Data excerpts =
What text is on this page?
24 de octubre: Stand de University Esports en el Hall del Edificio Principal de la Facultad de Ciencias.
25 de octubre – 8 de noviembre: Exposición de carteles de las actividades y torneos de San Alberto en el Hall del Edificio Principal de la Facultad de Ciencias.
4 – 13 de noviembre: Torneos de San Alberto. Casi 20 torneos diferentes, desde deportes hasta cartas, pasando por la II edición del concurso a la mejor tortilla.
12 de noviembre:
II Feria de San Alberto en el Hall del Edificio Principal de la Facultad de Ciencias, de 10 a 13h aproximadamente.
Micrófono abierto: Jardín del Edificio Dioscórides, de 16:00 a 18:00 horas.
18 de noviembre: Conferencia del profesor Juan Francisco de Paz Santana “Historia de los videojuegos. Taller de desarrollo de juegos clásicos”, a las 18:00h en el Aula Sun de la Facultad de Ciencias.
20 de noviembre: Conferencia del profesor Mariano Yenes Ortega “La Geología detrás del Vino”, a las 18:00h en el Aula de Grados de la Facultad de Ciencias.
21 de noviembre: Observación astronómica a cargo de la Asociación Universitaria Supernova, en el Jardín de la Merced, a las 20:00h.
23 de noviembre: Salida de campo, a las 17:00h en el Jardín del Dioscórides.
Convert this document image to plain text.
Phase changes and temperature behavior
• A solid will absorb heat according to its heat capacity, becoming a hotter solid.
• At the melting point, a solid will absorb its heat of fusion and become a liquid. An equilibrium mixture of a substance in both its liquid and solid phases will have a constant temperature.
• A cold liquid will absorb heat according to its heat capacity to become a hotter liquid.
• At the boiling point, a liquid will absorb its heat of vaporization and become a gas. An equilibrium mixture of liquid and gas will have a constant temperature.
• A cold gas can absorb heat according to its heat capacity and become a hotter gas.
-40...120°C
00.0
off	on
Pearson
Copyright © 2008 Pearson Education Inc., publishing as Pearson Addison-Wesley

Exercise goal =
Would you give again, word for word, every line from the one with "Convert this document image to plain text." through the final line of the listing above?

Answer in full =
Convert this document image to plain text.
Phase changes and temperature behavior
• A solid will absorb heat according to its heat capacity, becoming a hotter solid.
• At the melting point, a solid will absorb its heat of fusion and become a liquid. An equilibrium mixture of a substance in both its liquid and solid phases will have a constant temperature.
• A cold liquid will absorb heat according to its heat capacity to become a hotter liquid.
• At the boiling point, a liquid will absorb its heat of vaporization and become a gas. An equilibrium mixture of liquid and gas will have a constant temperature.
• A cold gas can absorb heat according to its heat capacity and become a hotter gas.
-40...120°C
00.0
off	on
Pearson
Copyright © 2008 Pearson Education Inc., publishing as Pearson Addison-Wesley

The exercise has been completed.